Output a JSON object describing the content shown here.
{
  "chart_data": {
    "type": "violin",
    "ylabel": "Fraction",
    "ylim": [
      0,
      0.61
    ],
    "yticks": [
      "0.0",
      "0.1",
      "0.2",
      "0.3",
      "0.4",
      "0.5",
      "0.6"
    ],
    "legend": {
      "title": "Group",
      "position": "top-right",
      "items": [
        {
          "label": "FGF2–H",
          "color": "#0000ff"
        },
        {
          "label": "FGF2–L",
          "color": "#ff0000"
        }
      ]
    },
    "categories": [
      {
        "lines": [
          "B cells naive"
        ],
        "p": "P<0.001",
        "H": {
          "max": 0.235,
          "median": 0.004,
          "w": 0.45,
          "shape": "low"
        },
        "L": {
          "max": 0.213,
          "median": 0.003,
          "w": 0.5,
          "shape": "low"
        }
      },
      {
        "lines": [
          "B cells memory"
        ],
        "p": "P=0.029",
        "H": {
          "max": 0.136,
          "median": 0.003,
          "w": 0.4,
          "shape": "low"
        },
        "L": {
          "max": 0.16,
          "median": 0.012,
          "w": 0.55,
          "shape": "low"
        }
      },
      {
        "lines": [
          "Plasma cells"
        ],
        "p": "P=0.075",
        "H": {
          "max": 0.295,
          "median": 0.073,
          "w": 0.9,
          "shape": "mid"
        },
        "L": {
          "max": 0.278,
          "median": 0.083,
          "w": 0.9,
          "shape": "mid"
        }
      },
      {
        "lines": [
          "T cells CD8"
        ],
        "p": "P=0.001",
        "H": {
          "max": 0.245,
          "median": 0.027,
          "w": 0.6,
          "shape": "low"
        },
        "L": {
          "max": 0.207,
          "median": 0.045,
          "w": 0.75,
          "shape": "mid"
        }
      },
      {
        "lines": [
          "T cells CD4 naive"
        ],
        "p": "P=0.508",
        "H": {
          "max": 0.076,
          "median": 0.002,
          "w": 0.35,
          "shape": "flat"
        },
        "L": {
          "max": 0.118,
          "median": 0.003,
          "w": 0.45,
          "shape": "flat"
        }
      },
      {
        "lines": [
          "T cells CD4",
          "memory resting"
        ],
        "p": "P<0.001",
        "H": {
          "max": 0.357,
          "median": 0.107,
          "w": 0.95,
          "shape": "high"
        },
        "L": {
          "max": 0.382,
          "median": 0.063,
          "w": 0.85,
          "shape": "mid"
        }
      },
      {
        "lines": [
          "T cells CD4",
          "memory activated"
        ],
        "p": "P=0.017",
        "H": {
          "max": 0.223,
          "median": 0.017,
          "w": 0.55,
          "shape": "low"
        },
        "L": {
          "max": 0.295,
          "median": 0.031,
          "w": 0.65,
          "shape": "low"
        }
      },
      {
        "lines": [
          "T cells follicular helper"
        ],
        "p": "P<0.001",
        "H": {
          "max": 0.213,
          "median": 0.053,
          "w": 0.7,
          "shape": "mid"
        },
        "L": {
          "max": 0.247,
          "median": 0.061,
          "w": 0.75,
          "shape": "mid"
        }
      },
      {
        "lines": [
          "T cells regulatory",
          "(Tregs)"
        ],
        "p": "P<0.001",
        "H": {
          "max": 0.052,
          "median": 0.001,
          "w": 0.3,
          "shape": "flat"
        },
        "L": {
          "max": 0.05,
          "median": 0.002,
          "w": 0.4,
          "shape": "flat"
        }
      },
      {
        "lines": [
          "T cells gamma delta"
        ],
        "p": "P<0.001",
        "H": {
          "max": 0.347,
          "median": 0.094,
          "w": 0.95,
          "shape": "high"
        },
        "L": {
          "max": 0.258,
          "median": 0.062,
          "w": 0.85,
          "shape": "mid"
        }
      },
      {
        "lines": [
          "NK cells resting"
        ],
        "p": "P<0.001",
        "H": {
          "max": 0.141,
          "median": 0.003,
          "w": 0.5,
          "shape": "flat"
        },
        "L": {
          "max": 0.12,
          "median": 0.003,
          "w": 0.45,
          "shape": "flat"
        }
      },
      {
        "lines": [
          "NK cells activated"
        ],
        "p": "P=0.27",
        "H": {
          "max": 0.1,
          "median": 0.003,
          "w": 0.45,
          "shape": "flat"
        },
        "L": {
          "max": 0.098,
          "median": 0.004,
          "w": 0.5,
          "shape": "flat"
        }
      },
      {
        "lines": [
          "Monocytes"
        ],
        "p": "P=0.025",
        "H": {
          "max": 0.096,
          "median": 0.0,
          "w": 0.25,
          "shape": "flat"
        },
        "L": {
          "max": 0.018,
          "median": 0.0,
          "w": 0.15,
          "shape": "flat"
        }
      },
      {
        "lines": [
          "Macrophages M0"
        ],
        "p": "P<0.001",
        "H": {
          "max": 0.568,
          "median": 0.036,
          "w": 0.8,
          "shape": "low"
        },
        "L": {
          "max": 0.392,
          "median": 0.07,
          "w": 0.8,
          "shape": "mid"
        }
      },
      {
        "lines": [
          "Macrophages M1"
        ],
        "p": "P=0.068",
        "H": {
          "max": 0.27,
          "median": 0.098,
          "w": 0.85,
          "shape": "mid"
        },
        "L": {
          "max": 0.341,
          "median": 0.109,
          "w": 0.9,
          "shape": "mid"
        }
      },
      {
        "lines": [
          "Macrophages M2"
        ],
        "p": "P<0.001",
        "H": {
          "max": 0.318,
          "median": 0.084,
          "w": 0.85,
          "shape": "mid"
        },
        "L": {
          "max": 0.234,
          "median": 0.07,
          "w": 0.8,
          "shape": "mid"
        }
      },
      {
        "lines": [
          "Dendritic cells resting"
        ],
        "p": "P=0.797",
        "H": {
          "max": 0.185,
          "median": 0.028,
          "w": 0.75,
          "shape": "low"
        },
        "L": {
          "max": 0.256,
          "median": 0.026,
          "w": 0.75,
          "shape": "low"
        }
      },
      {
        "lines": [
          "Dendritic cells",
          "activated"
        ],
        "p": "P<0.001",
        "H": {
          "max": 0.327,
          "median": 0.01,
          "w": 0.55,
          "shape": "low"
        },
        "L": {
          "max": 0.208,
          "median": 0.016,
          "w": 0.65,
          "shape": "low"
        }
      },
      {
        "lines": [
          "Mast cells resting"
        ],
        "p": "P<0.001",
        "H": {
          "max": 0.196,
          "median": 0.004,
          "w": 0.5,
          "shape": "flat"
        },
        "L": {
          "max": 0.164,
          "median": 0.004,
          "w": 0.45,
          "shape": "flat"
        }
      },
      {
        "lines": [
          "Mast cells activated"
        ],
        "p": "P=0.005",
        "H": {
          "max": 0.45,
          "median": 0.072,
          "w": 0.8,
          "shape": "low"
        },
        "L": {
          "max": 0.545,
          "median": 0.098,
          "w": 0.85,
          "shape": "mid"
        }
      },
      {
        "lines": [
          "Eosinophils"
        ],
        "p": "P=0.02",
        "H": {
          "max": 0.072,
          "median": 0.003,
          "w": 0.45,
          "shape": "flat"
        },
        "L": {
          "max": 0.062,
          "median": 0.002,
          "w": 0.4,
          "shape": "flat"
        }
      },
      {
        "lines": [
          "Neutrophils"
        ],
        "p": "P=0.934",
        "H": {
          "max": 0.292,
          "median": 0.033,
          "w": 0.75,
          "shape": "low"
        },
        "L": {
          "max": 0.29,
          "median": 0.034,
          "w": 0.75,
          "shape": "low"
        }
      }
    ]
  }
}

**About this exercise**
Every entry, from first to last, should be written out exactly.

**Answer area**
Output a JSON object describing the content shown here.
{
  "chart_data": {
    "type": "violin",
    "ylabel": "Fraction",
    "ylim": [
      0,
      0.61
    ],
    "yticks": [
      "0.0",
      "0.1",
      "0.2",
      "0.3",
      "0.4",
      "0.5",
      "0.6"
    ],
    "legend": {
      "title": "Group",
      "position": "top-right",
      "items": [
        {
          "label": "FGF2–H",
          "color": "#0000ff"
        },
        {
          "label": "FGF2–L",
          "color": "#ff0000"
        }
      ]
    },
    "categories": [
      {
        "lines": [
          "B cells naive"
        ],
        "p": "P<0.001",
        "H": {
          "max": 0.235,
          "median": 0.004,
          "w": 0.45,
          "shape": "low"
        },
        "L": {
          "max": 0.213,
          "median": 0.003,
          "w": 0.5,
          "shape": "low"
        }
      },
      {
        "lines": [
          "B cells memory"
        ],
        "p": "P=0.029",
        "H": {
          "max": 0.136,
          "median": 0.003,
          "w": 0.4,
          "shape": "low"
        },
        "L": {
          "max": 0.16,
          "median": 0.012,
          "w": 0.55,
          "shape": "low"
        }
      },
      {
        "lines": [
          "Plasma cells"
        ],
        "p": "P=0.075",
        "H": {
          "max": 0.295,
          "median": 0.073,
          "w": 0.9,
          "shape": "mid"
        },
        "L": {
          "max": 0.278,
          "median": 0.083,
          "w": 0.9,
          "shape": "mid"
        }
      },
      {
        "lines": [
          "T cells CD8"
        ],
        "p": "P=0.001",
        "H": {
          "max": 0.245,
          "median": 0.027,
          "w": 0.6,
          "shape": "low"
        },
        "L": {
          "max": 0.207,
          "median": 0.045,
          "w": 0.75,
          "shape": "mid"
        }
      },
      {
        "lines": [
          "T cells CD4 naive"
        ],
        "p": "P=0.508",
        "H": {
          "max": 0.076,
          "median": 0.002,
          "w": 0.35,
          "shape": "flat"
        },
        "L": {
          "max": 0.118,
          "median": 0.003,
          "w": 0.45,
          "shape": "flat"
        }
      },
      {
        "lines": [
          "T cells CD4",
          "memory resting"
        ],
        "p": "P<0.001",
        "H": {
          "max": 0.357,
          "median": 0.107,
          "w": 0.95,
          "shape": "high"
        },
        "L": {
          "max": 0.382,
          "median": 0.063,
          "w": 0.85,
          "shape": "mid"
        }
      },
      {
        "lines": [
          "T cells CD4",
          "memory activated"
        ],
        "p": "P=0.017",
        "H": {
          "max": 0.223,
          "median": 0.017,
          "w": 0.55,
          "shape": "low"
        },
        "L": {
          "max": 0.295,
          "median": 0.031,
          "w": 0.65,
          "shape": "low"
        }
      },
      {
        "lines": [
          "T cells follicular helper"
        ],
        "p": "P<0.001",
        "H": {
          "max": 0.213,
          "median": 0.053,
          "w": 0.7,
          "shape": "mid"
        },
        "L": {
          "max": 0.247,
          "median": 0.061,
          "w": 0.75,
          "shape": "mid"
        }
      },
      {
        "lines": [
          "T cells regulatory",
          "(Tregs)"
        ],
        "p": "P<0.001",
        "H": {
          "max": 0.052,
          "median": 0.001,
          "w": 0.3,
          "shape": "flat"
        },
        "L": {
          "max": 0.05,
          "median": 0.002,
          "w": 0.4,
          "shape": "flat"
        }
      },
      {
        "lines": [
          "T cells gamma delta"
        ],
        "p": "P<0.001",
        "H": {
          "max": 0.347,
          "median": 0.094,
          "w": 0.95,
          "shape": "high"
        },
        "L": {
          "max": 0.258,
          "median": 0.062,
          "w": 0.85,
          "shape": "mid"
        }
      },
      {
        "lines": [
          "NK cells resting"
        ],
        "p": "P<0.001",
        "H": {
          "max": 0.141,
          "median": 0.003,
          "w": 0.5,
          "shape": "flat"
        },
        "L": {
          "max": 0.12,
          "median": 0.003,
          "w": 0.45,
          "shape": "flat"
        }
      },
      {
        "lines": [
          "NK cells activated"
        ],
        "p": "P=0.27",
        "H": {
          "max": 0.1,
          "median": 0.003,
          "w": 0.45,
          "shape": "flat"
        },
        "L": {
          "max": 0.098,
          "median": 0.004,
          "w": 0.5,
          "shape": "flat"
        }
      },
      {
        "lines": [
          "Monocytes"
        ],
        "p": "P=0.025",
        "H": {
          "max": 0.096,
          "median": 0.0,
          "w": 0.25,
          "shape": "flat"
        },
        "L": {
          "max": 0.018,
          "median": 0.0,
          "w": 0.15,
          "shape": "flat"
        }
      },
      {
        "lines": [
          "Macrophages M0"
        ],
        "p": "P<0.001",
        "H": {
          "max": 0.568,
          "median": 0.036,
          "w": 0.8,
          "shape": "low"
        },
        "L": {
          "max": 0.392,
          "median": 0.07,
          "w": 0.8,
          "shape": "mid"
        }
      },
      {
        "lines": [
          "Macrophages M1"
        ],
        "p": "P=0.068",
        "H": {
          "max": 0.27,
          "median": 0.098,
          "w": 0.85,
          "shape": "mid"
        },
        "L": {
          "max": 0.341,
          "median": 0.109,
          "w": 0.9,
          "shape": "mid"
        }
      },
      {
        "lines": [
          "Macrophages M2"
        ],
        "p": "P<0.001",
        "H": {
          "max": 0.318,
          "median": 0.084,
          "w": 0.85,
          "shape": "mid"
        },
        "L": {
          "max": 0.234,
          "median": 0.07,
          "w": 0.8,
          "shape": "mid"
        }
      },
      {
        "lines": [
          "Dendritic cells resting"
        ],
        "p": "P=0.797",
        "H": {
          "max": 0.185,
          "median": 0.028,
          "w": 0.75,
          "shape": "low"
        },
        "L": {
          "max": 0.256,
          "median": 0.026,
          "w": 0.75,
          "shape": "low"
        }
      },
      {
        "lines": [
          "Dendritic cells",
          "activated"
        ],
        "p": "P<0.001",
        "H": {
          "max": 0.327,
          "median": 0.01,
          "w": 0.55,
          "shape": "low"
        },
        "L": {
          "max": 0.208,
          "median": 0.016,
          "w": 0.65,
          "shape": "low"
        }
      },
      {
        "lines": [
          "Mast cells resting"
        ],
        "p": "P<0.001",
        "H": {
          "max": 0.196,
          "median": 0.004,
          "w": 0.5,
          "shape": "flat"
        },
        "L": {
          "max": 0.164,
          "median": 0.004,
          "w": 0.45,
          "shape": "flat"
        }
      },
      {
        "lines": [
          "Mast cells activated"
        ],
        "p": "P=0.005",
        "H": {
          "max": 0.45,
          "median": 0.072,
          "w": 0.8,
          "shape": "low"
        },
        "L": {
          "max": 0.545,
          "median": 0.098,
          "w": 0.85,
          "shape": "mid"
        }
      },
      {
        "lines": [
          "Eosinophils"
        ],
        "p": "P=0.02",
        "H": {
          "max": 0.072,
          "median": 0.003,
          "w": 0.45,
          "shape": "flat"
        },
        "L": {
          "max": 0.062,
          "median": 0.002,
          "w": 0.4,
          "shape": "flat"
        }
      },
      {
        "lines": [
          "Neutrophils"
        ],
        "p": "P=0.934",
        "H": {
          "max": 0.292,
          "median": 0.033,
          "w": 0.75,
          "shape": "low"
        },
        "L": {
          "max": 0.29,
          "median": 0.034,
          "w": 0.75,
          "shape": "low"
        }
      }
    ]
  }
}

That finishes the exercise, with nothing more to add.